● SET PROBLEM
All the data below goes into the copy word for word, but the pictures don't.

● THE DATA
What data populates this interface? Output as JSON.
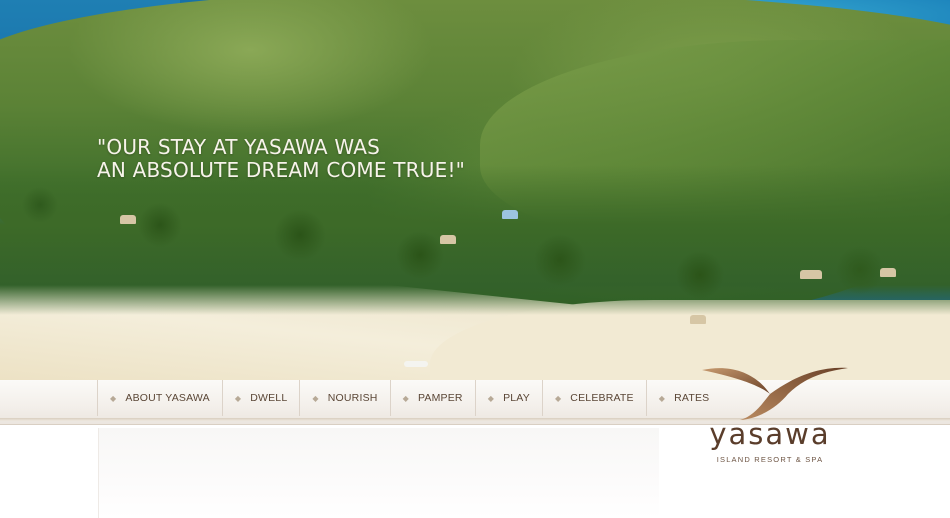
{
  "hero": {
    "quote_line1": "\"OUR STAY AT YASAWA WAS",
    "quote_line2": "AN ABSOLUTE DREAM COME TRUE!\""
  },
  "nav": {
    "items": [
      {
        "label": "ABOUT YASAWA"
      },
      {
        "label": "DWELL"
      },
      {
        "label": "NOURISH"
      },
      {
        "label": "PAMPER"
      },
      {
        "label": "PLAY"
      },
      {
        "label": "CELEBRATE"
      },
      {
        "label": "RATES"
      }
    ],
    "bullet_icon": "diamond-bullet-icon"
  },
  "logo": {
    "wordmark": "yasawa",
    "tagline": "ISLAND RESORT & SPA",
    "icon": "bird-wave-logo-icon"
  },
  "colors": {
    "nav_text": "#5a4636",
    "logo_brown": "#5a3d2b",
    "logo_gradient_light": "#c79a6e",
    "ocean": "#1a76ad",
    "foliage": "#5b8236",
    "sand": "#f4eedb"
  }
}
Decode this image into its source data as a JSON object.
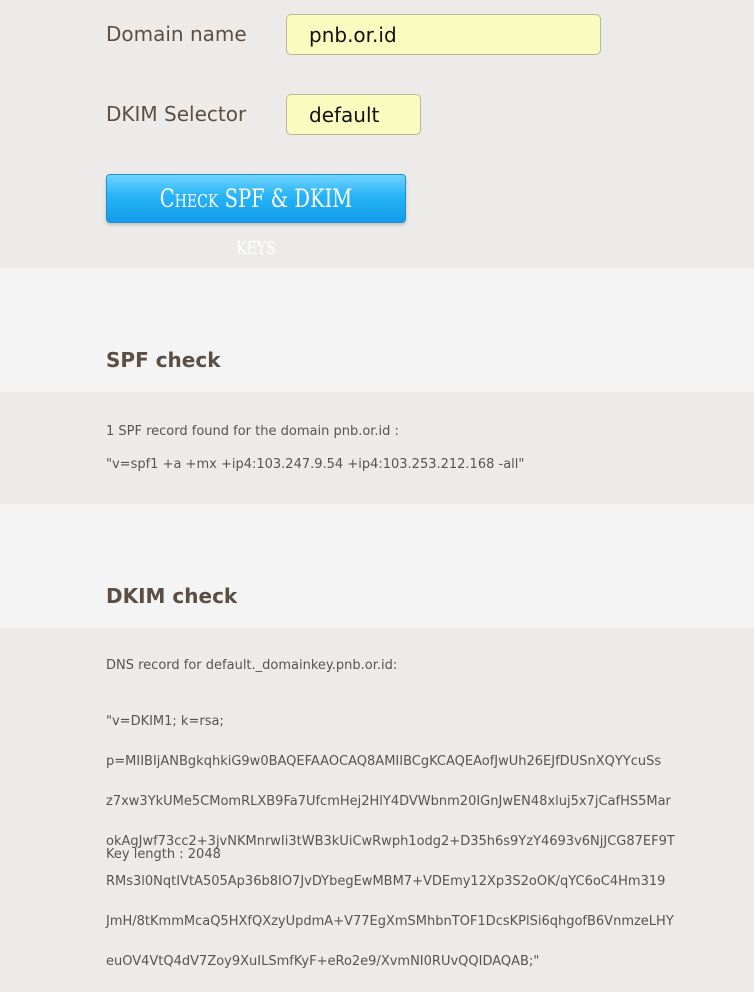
{
  "form": {
    "domain_label": "Domain name",
    "domain_value": "pnb.or.id",
    "selector_label": "DKIM Selector",
    "selector_value": "default",
    "check_button": "Check SPF & DKIM keys"
  },
  "spf": {
    "title": "SPF check",
    "summary": "1 SPF record found for the domain pnb.or.id :",
    "record": "\"v=spf1 +a +mx +ip4:103.247.9.54 +ip4:103.253.212.168 -all\""
  },
  "dkim": {
    "title": "DKIM check",
    "dns_label": "DNS record for default._domainkey.pnb.or.id:",
    "record_lines": [
      "\"v=DKIM1; k=rsa;",
      "p=MIIBIjANBgkqhkiG9w0BAQEFAAOCAQ8AMIIBCgKCAQEAofJwUh26EJfDUSnXQYYcuSs",
      "z7xw3YkUMe5CMomRLXB9Fa7UfcmHej2HlY4DVWbnm20IGnJwEN48xluj5x7jCafHS5Mar",
      "okAgJwf73cc2+3jvNKMnrwIi3tWB3kUiCwRwph1odg2+D35h6s9YzY4693v6NjJCG87EF9T",
      "RMs3l0NqtIVtA505Ap36b8IO7JvDYbegEwMBM7+VDEmy12Xp3S2oOK/qYC6oC4Hm319",
      "JmH/8tKmmMcaQ5HXfQXzyUpdmA+V77EgXmSMhbnTOF1DcsKPlSi6qhgofB6VnmzeLHY",
      "euOV4VtQ4dV7Zoy9XuILSmfKyF+eRo2e9/XvmNI0RUvQQIDAQAB;\""
    ],
    "key_length": "Key length : 2048"
  }
}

● ANSWER TO THIS TASK
What data populates this interface? Output as JSON.
{
  "hero": {
    "quote_line1": "\"OUR STAY AT YASAWA WAS",
    "quote_line2": "AN ABSOLUTE DREAM COME TRUE!\""
  },
  "nav": {
    "items": [
      {
        "label": "ABOUT YASAWA"
      },
      {
        "label": "DWELL"
      },
      {
        "label": "NOURISH"
      },
      {
        "label": "PAMPER"
      },
      {
        "label": "PLAY"
      },
      {
        "label": "CELEBRATE"
      },
      {
        "label": "RATES"
      }
    ],
    "bullet_icon": "diamond-bullet-icon"
  },
  "logo": {
    "wordmark": "yasawa",
    "tagline": "ISLAND RESORT & SPA",
    "icon": "bird-wave-logo-icon"
  },
  "colors": {
    "nav_text": "#5a4636",
    "logo_brown": "#5a3d2b",
    "logo_gradient_light": "#c79a6e",
    "ocean": "#1a76ad",
    "foliage": "#5b8236",
    "sand": "#f4eedb"
  }
}
Decode this image into its source data as a JSON object.
{
  "form": {
    "domain_label": "Domain name",
    "domain_value": "pnb.or.id",
    "selector_label": "DKIM Selector",
    "selector_value": "default",
    "check_button": "Check SPF & DKIM keys"
  },
  "spf": {
    "title": "SPF check",
    "summary": "1 SPF record found for the domain pnb.or.id :",
    "record": "\"v=spf1 +a +mx +ip4:103.247.9.54 +ip4:103.253.212.168 -all\""
  },
  "dkim": {
    "title": "DKIM check",
    "dns_label": "DNS record for default._domainkey.pnb.or.id:",
    "record_lines": [
      "\"v=DKIM1; k=rsa;",
      "p=MIIBIjANBgkqhkiG9w0BAQEFAAOCAQ8AMIIBCgKCAQEAofJwUh26EJfDUSnXQYYcuSs",
      "z7xw3YkUMe5CMomRLXB9Fa7UfcmHej2HlY4DVWbnm20IGnJwEN48xluj5x7jCafHS5Mar",
      "okAgJwf73cc2+3jvNKMnrwIi3tWB3kUiCwRwph1odg2+D35h6s9YzY4693v6NjJCG87EF9T",
      "RMs3l0NqtIVtA505Ap36b8IO7JvDYbegEwMBM7+VDEmy12Xp3S2oOK/qYC6oC4Hm319",
      "JmH/8tKmmMcaQ5HXfQXzyUpdmA+V77EgXmSMhbnTOF1DcsKPlSi6qhgofB6VnmzeLHY",
      "euOV4VtQ4dV7Zoy9XuILSmfKyF+eRo2e9/XvmNI0RUvQQIDAQAB;\""
    ],
    "key_length": "Key length : 2048"
  }
}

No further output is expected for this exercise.